**GIVEN INSTRUCTION**
Your task is to copy each line that has the word "Processed".

────────

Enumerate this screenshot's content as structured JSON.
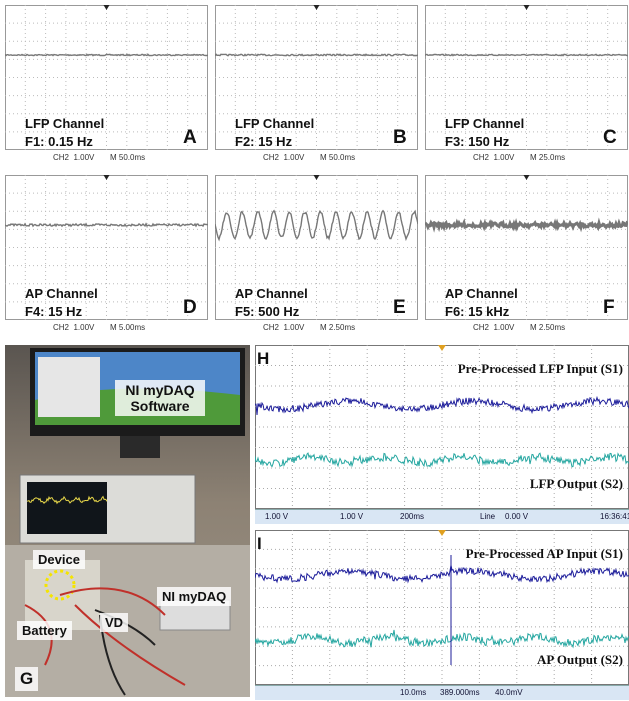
{
  "panels": [
    {
      "channel": "LFP Channel",
      "frequency": "F1: 0.15 Hz",
      "letter": "A",
      "channel_scale": "CH2  1.00V",
      "time_scale": "M 50.0ms"
    },
    {
      "channel": "LFP Channel",
      "frequency": "F2: 15 Hz",
      "letter": "B",
      "channel_scale": "CH2  1.00V",
      "time_scale": "M 50.0ms"
    },
    {
      "channel": "LFP Channel",
      "frequency": "F3: 150 Hz",
      "letter": "C",
      "channel_scale": "CH2  1.00V",
      "time_scale": "M 25.0ms"
    },
    {
      "channel": "AP Channel",
      "frequency": "F4: 15 Hz",
      "letter": "D",
      "channel_scale": "CH2  1.00V",
      "time_scale": "M 5.00ms"
    },
    {
      "channel": "AP Channel",
      "frequency": "F5: 500 Hz",
      "letter": "E",
      "channel_scale": "CH2  1.00V",
      "time_scale": "M 2.50ms"
    },
    {
      "channel": "AP Channel",
      "frequency": "F6: 15 kHz",
      "letter": "F",
      "channel_scale": "CH2  1.00V",
      "time_scale": "M 2.50ms"
    }
  ],
  "photo": {
    "letter": "G",
    "software": "NI myDAQ Software",
    "device": "Device",
    "battery": "Battery",
    "vd": "VD",
    "daq": "NI myDAQ"
  },
  "recordings": [
    {
      "letter": "H",
      "input": "Pre-Processed LFP Input (S1)",
      "output": "LFP Output (S2)",
      "status": [
        "1.00 V",
        "1.00 V",
        "200ms",
        "Line",
        "0.00 V",
        "16:36:41"
      ]
    },
    {
      "letter": "I",
      "input": "Pre-Processed AP Input (S1)",
      "output": "AP Output (S2)",
      "status": [
        "10.0ms",
        "389.000ms",
        "40.0mV"
      ]
    }
  ]
}
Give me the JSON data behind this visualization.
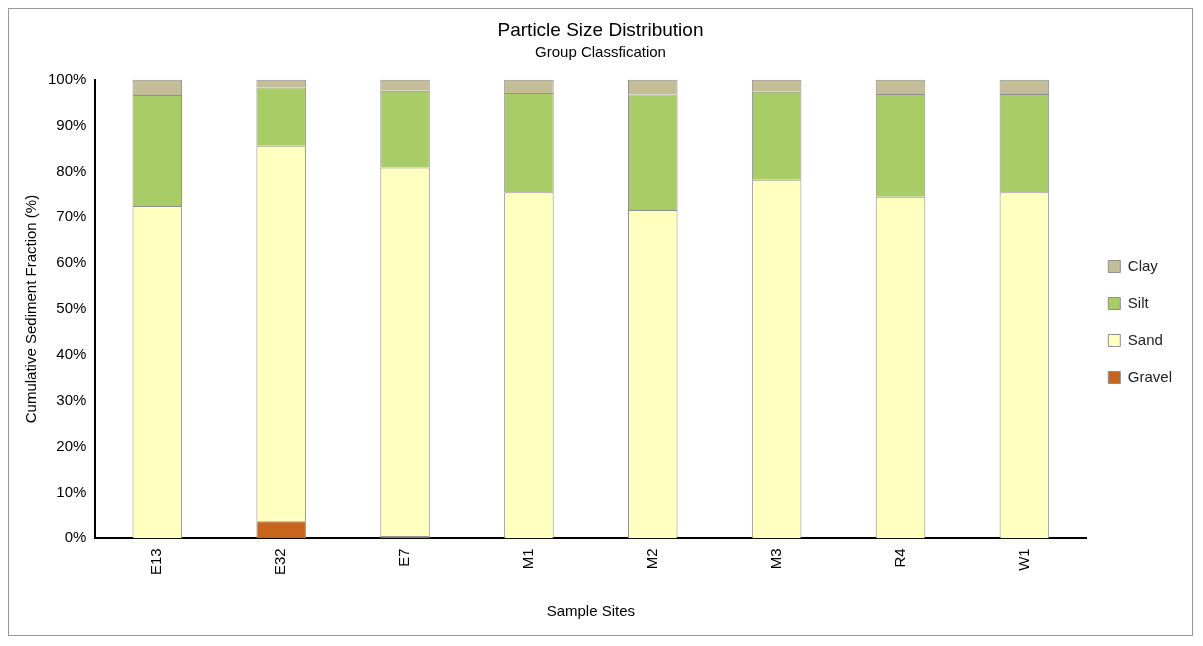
{
  "chart_data": {
    "type": "bar",
    "title": "Particle Size Distribution",
    "subtitle": "Group Classfication",
    "xlabel": "Sample Sites",
    "ylabel": "Cumulative Sediment Fraction (%)",
    "categories": [
      "E13",
      "E32",
      "E7",
      "M1",
      "M2",
      "M3",
      "R4",
      "W1"
    ],
    "series": [
      {
        "name": "Gravel",
        "color": "#c8651b",
        "values": [
          0,
          3.7,
          0.5,
          0,
          0,
          0,
          0,
          0
        ]
      },
      {
        "name": "Sand",
        "color": "#ffffc0",
        "values": [
          72.5,
          81.9,
          80.4,
          75.5,
          71.6,
          78.2,
          74.5,
          75.5
        ]
      },
      {
        "name": "Silt",
        "color": "#a9cd66",
        "values": [
          24.2,
          12.7,
          16.7,
          21.6,
          25.2,
          19.2,
          22.4,
          21.4
        ]
      },
      {
        "name": "Clay",
        "color": "#c4bd97",
        "values": [
          3.3,
          1.7,
          2.4,
          2.9,
          3.2,
          2.6,
          3.1,
          3.1
        ]
      }
    ],
    "stacked": true,
    "ylim": [
      0,
      100
    ],
    "yticks": [
      {
        "value": 0,
        "label": "0%"
      },
      {
        "value": 10,
        "label": "10%"
      },
      {
        "value": 20,
        "label": "20%"
      },
      {
        "value": 30,
        "label": "30%"
      },
      {
        "value": 40,
        "label": "40%"
      },
      {
        "value": 50,
        "label": "50%"
      },
      {
        "value": 60,
        "label": "60%"
      },
      {
        "value": 70,
        "label": "70%"
      },
      {
        "value": 80,
        "label": "80%"
      },
      {
        "value": 90,
        "label": "90%"
      },
      {
        "value": 100,
        "label": "100%"
      }
    ],
    "grid": false,
    "legend": "right"
  }
}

────────

**SOLVED EXERCISE**
      "input": "Pre-Processed LFP Input (S1)",
      "input": "Pre-Processed AP Input (S1)",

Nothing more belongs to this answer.